TASK BRIEF
Output an exact reproduction of the data.
___ MATERIALS PROVIDED ___
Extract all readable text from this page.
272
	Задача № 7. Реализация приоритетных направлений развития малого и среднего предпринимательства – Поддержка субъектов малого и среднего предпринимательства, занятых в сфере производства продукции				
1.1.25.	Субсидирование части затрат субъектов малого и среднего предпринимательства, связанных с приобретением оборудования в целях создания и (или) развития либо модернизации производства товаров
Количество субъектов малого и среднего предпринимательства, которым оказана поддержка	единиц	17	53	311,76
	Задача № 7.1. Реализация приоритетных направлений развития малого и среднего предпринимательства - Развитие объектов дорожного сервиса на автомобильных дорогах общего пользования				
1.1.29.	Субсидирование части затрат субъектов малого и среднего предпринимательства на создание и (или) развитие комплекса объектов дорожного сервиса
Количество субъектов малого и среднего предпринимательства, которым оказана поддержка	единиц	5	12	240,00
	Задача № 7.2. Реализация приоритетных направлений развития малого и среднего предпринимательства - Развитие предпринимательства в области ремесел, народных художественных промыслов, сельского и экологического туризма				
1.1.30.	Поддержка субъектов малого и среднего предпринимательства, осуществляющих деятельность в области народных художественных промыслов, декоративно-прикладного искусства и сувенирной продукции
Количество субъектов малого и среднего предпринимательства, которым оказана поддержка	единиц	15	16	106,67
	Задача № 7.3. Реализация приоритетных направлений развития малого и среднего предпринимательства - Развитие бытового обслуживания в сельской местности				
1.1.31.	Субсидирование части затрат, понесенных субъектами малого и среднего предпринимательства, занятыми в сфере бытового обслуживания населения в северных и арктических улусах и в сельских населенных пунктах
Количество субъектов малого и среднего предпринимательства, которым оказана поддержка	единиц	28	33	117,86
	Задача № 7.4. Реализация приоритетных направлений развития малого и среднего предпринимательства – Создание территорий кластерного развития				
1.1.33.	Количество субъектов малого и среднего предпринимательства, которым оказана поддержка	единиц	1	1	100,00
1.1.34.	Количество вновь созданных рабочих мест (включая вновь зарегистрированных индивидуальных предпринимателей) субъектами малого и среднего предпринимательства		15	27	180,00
___
FINAL ANSWER
Extract all readable text from this page.
272
	Задача № 7. Реализация приоритетных направлений развития малого и среднего предпринимательства – Поддержка субъектов малого и среднего предпринимательства, занятых в сфере производства продукции				
1.1.25.	Субсидирование части затрат субъектов малого и среднего предпринимательства, связанных с приобретением оборудования в целях создания и (или) развития либо модернизации производства товаров
Количество субъектов малого и среднего предпринимательства, которым оказана поддержка	единиц	17	53	311,76
	Задача № 7.1. Реализация приоритетных направлений развития малого и среднего предпринимательства - Развитие объектов дорожного сервиса на автомобильных дорогах общего пользования				
1.1.29.	Субсидирование части затрат субъектов малого и среднего предпринимательства на создание и (или) развитие комплекса объектов дорожного сервиса
Количество субъектов малого и среднего предпринимательства, которым оказана поддержка	единиц	5	12	240,00
	Задача № 7.2. Реализация приоритетных направлений развития малого и среднего предпринимательства - Развитие предпринимательства в области ремесел, народных художественных промыслов, сельского и экологического туризма				
1.1.30.	Поддержка субъектов малого и среднего предпринимательства, осуществляющих деятельность в области народных художественных промыслов, декоративно-прикладного искусства и сувенирной продукции
Количество субъектов малого и среднего предпринимательства, которым оказана поддержка	единиц	15	16	106,67
	Задача № 7.3. Реализация приоритетных направлений развития малого и среднего предпринимательства - Развитие бытового обслуживания в сельской местности				
1.1.31.	Субсидирование части затрат, понесенных субъектами малого и среднего предпринимательства, занятыми в сфере бытового обслуживания населения в северных и арктических улусах и в сельских населенных пунктах
Количество субъектов малого и среднего предпринимательства, которым оказана поддержка	единиц	28	33	117,86
	Задача № 7.4. Реализация приоритетных направлений развития малого и среднего предпринимательства – Создание территорий кластерного развития				
1.1.33.	Количество субъектов малого и среднего предпринимательства, которым оказана поддержка	единиц	1	1	100,00
1.1.34.	Количество вновь созданных рабочих мест (включая вновь зарегистрированных индивидуальных предпринимателей) субъектами малого и среднего предпринимательства		15	27	180,00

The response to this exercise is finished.